::: Source material :::
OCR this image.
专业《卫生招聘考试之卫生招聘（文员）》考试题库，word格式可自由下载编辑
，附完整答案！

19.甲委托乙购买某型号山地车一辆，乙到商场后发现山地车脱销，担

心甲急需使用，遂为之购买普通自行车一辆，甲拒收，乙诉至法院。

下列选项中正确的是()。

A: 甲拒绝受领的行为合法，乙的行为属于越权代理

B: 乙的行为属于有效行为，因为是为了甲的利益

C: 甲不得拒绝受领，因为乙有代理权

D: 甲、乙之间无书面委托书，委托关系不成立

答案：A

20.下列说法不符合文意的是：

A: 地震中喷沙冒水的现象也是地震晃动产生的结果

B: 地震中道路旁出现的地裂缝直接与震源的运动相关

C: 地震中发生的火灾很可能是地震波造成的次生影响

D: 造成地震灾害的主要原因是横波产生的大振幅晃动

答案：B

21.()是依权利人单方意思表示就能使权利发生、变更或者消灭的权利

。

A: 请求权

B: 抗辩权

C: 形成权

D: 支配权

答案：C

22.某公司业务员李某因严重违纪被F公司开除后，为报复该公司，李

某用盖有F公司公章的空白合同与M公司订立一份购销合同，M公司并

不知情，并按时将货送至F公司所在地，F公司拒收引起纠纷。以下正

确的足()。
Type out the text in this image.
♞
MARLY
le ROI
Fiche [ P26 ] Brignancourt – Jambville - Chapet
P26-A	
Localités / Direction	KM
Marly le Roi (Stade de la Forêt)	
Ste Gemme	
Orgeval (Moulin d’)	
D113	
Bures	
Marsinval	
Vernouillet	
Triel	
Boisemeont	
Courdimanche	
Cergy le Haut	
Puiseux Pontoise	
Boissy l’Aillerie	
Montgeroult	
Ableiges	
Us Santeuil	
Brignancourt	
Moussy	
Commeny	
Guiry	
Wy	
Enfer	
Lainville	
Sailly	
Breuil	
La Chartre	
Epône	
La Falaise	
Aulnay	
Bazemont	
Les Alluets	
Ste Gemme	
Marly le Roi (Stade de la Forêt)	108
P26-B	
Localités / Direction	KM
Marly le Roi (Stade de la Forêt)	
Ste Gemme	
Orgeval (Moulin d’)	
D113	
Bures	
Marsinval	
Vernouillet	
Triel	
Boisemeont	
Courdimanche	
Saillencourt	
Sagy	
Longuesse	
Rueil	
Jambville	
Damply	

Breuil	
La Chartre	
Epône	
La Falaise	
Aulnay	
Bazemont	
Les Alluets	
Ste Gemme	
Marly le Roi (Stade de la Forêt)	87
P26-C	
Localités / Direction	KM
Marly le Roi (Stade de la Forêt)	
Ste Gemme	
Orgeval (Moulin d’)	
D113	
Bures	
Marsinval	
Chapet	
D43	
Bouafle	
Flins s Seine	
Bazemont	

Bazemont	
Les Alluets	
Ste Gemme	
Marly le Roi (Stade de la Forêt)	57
:::
◆ **Exercise prompt**: Extract all of the material exactly as it is written.

◆ **Exercise response**:
OCR this image.
专业《卫生招聘考试之卫生招聘（文员）》考试题库，word格式可自由下载编辑
，附完整答案！

19.甲委托乙购买某型号山地车一辆，乙到商场后发现山地车脱销，担

心甲急需使用，遂为之购买普通自行车一辆，甲拒收，乙诉至法院。

下列选项中正确的是()。

A: 甲拒绝受领的行为合法，乙的行为属于越权代理

B: 乙的行为属于有效行为，因为是为了甲的利益

C: 甲不得拒绝受领，因为乙有代理权

D: 甲、乙之间无书面委托书，委托关系不成立

答案：A

20.下列说法不符合文意的是：

A: 地震中喷沙冒水的现象也是地震晃动产生的结果

B: 地震中道路旁出现的地裂缝直接与震源的运动相关

C: 地震中发生的火灾很可能是地震波造成的次生影响

D: 造成地震灾害的主要原因是横波产生的大振幅晃动

答案：B

21.()是依权利人单方意思表示就能使权利发生、变更或者消灭的权利

。

A: 请求权

B: 抗辩权

C: 形成权

D: 支配权

答案：C

22.某公司业务员李某因严重违纪被F公司开除后，为报复该公司，李

某用盖有F公司公章的空白合同与M公司订立一份购销合同，M公司并

不知情，并按时将货送至F公司所在地，F公司拒收引起纠纷。以下正

确的足()。
Type out the text in this image.
♞
MARLY
le ROI
Fiche [ P26 ] Brignancourt – Jambville - Chapet
P26-A	
Localités / Direction	KM
Marly le Roi (Stade de la Forêt)	
Ste Gemme	
Orgeval (Moulin d’)	
D113	
Bures	
Marsinval	
Vernouillet	
Triel	
Boisemeont	
Courdimanche	
Cergy le Haut	
Puiseux Pontoise	
Boissy l’Aillerie	
Montgeroult	
Ableiges	
Us Santeuil	
Brignancourt	
Moussy	
Commeny	
Guiry	
Wy	
Enfer	
Lainville	
Sailly	
Breuil	
La Chartre	
Epône	
La Falaise	
Aulnay	
Bazemont	
Les Alluets	
Ste Gemme	
Marly le Roi (Stade de la Forêt)	108
P26-B	
Localités / Direction	KM
Marly le Roi (Stade de la Forêt)	
Ste Gemme	
Orgeval (Moulin d’)	
D113	
Bures	
Marsinval	
Vernouillet	
Triel	
Boisemeont	
Courdimanche	
Saillencourt	
Sagy	
Longuesse	
Rueil	
Jambville	
Damply	

Breuil	
La Chartre	
Epône	
La Falaise	
Aulnay	
Bazemont	
Les Alluets	
Ste Gemme	
Marly le Roi (Stade de la Forêt)	87
P26-C	
Localités / Direction	KM
Marly le Roi (Stade de la Forêt)	
Ste Gemme	
Orgeval (Moulin d’)	
D113	
Bures	
Marsinval	
Chapet	
D43	
Bouafle	
Flins s Seine	
Bazemont	

Bazemont	
Les Alluets	
Ste Gemme	
Marly le Roi (Stade de la Forêt)	57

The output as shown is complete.